— begin DATA SHOWN —

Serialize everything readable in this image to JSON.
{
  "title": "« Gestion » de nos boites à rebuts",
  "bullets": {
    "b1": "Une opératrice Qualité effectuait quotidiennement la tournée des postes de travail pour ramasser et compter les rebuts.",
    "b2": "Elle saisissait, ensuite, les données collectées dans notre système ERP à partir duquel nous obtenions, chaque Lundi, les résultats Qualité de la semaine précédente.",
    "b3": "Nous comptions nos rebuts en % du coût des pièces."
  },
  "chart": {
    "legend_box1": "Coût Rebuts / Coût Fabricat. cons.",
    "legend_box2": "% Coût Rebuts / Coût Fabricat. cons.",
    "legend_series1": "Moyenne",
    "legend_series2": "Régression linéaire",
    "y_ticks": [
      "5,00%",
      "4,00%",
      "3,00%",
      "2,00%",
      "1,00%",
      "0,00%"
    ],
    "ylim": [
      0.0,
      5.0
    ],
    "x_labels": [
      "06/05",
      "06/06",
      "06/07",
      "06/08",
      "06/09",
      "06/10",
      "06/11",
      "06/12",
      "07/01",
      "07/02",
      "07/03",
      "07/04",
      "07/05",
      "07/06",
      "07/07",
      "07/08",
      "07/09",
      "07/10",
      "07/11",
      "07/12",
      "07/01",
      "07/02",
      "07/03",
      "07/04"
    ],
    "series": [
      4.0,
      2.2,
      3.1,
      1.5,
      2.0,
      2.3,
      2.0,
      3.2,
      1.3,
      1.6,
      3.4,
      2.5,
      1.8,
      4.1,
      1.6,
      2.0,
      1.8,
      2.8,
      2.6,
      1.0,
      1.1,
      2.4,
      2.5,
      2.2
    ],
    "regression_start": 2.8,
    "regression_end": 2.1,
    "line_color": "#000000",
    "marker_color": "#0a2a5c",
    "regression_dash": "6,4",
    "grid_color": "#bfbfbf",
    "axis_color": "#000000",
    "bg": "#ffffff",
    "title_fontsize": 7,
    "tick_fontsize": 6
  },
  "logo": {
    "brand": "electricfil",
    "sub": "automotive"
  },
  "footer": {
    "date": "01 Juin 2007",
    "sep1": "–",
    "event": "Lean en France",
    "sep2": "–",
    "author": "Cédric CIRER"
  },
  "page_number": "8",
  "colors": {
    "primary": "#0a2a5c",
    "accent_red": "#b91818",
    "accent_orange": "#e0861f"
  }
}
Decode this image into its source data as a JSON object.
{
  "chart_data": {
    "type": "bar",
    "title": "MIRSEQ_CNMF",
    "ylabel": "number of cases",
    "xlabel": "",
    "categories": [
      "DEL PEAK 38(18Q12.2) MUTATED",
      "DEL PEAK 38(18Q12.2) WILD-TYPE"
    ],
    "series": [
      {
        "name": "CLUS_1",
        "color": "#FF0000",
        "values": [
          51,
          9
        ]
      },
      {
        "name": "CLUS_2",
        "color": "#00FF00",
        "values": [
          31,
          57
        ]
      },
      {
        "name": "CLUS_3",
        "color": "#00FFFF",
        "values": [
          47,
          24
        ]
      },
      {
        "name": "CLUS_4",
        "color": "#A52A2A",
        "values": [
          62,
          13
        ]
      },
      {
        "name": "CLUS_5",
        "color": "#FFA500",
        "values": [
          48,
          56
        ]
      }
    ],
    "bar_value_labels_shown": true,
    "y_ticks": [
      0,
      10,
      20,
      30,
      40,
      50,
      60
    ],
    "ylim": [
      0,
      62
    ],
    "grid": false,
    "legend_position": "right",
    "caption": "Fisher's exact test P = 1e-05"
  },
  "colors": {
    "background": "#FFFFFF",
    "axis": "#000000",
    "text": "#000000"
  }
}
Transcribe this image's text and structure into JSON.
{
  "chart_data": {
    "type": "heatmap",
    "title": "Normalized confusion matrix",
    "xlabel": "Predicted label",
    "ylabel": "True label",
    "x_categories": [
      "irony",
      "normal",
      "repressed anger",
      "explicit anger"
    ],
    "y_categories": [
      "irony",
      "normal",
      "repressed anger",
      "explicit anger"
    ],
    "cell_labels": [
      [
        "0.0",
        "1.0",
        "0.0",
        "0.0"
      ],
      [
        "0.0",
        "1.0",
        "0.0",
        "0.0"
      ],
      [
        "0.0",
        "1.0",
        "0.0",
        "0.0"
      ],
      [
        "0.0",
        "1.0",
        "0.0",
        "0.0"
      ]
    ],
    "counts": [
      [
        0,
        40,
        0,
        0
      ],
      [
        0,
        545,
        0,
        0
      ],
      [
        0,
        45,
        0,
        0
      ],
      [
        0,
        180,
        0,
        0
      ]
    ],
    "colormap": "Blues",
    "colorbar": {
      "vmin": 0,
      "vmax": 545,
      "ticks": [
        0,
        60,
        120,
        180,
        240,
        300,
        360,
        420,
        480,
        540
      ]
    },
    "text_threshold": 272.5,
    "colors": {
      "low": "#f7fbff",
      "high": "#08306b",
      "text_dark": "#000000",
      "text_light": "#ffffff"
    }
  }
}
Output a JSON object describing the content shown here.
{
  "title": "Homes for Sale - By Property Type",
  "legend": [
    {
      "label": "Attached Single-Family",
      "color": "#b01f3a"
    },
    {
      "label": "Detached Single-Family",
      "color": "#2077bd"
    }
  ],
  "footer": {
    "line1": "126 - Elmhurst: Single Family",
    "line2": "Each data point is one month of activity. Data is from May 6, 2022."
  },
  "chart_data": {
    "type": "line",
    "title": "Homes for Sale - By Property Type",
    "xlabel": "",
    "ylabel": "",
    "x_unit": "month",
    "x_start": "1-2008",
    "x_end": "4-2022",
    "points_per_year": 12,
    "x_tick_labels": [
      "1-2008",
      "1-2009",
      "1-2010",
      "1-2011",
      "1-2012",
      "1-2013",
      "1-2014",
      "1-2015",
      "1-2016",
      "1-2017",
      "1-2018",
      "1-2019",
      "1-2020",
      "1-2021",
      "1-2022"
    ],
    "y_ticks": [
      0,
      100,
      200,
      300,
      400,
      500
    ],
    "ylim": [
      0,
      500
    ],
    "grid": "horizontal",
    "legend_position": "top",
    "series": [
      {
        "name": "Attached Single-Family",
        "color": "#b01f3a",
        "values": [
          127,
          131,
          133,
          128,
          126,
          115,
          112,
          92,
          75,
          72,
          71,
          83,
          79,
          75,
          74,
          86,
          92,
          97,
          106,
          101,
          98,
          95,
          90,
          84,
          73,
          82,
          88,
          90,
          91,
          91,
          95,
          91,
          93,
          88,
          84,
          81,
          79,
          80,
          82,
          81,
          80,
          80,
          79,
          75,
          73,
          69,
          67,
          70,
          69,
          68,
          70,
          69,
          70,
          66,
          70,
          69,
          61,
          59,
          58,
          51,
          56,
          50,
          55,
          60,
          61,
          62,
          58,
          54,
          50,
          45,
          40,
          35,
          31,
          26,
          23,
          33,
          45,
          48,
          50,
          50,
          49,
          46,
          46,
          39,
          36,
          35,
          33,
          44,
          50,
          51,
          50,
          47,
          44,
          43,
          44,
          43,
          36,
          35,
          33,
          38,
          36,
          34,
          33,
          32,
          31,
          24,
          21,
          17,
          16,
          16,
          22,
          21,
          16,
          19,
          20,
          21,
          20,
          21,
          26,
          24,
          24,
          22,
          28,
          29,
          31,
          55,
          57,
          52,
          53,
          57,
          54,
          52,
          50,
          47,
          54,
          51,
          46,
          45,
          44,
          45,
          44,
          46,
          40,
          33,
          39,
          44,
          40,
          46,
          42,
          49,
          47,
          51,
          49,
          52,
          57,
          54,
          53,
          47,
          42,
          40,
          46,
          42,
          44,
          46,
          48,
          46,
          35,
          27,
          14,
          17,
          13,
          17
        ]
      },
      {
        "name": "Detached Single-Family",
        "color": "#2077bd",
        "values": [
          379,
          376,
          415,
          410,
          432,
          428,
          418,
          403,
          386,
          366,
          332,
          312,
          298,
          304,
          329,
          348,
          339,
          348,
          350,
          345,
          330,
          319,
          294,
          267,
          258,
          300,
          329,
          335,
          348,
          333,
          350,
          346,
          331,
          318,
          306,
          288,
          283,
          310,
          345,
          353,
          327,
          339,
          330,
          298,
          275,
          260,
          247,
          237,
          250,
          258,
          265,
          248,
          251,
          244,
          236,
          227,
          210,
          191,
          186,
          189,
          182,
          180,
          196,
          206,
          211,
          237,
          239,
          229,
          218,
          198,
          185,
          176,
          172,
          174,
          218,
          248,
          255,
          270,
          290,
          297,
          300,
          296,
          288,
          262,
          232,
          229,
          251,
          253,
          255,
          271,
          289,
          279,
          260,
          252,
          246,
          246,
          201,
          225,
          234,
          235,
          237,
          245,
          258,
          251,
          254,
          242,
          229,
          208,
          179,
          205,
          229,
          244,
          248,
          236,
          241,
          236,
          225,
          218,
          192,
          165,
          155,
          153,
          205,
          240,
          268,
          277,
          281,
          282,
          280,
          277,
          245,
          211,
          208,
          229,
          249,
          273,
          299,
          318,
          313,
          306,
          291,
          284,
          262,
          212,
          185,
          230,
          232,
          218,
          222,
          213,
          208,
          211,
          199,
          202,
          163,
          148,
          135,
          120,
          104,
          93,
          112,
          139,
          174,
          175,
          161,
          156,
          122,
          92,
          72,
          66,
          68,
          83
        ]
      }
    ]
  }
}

— end DATA SHOWN —

**EXERCISE AIM:**
Copy out all lines from the material above that contain the string "Single".

**TASK ANSWER:**
      "label": "Attached Single-Family",
      "label": "Detached Single-Family",
    "line1": "126 - Elmhurst: Single Family",
        "name": "Attached Single-Family",
        "name": "Detached Single-Family",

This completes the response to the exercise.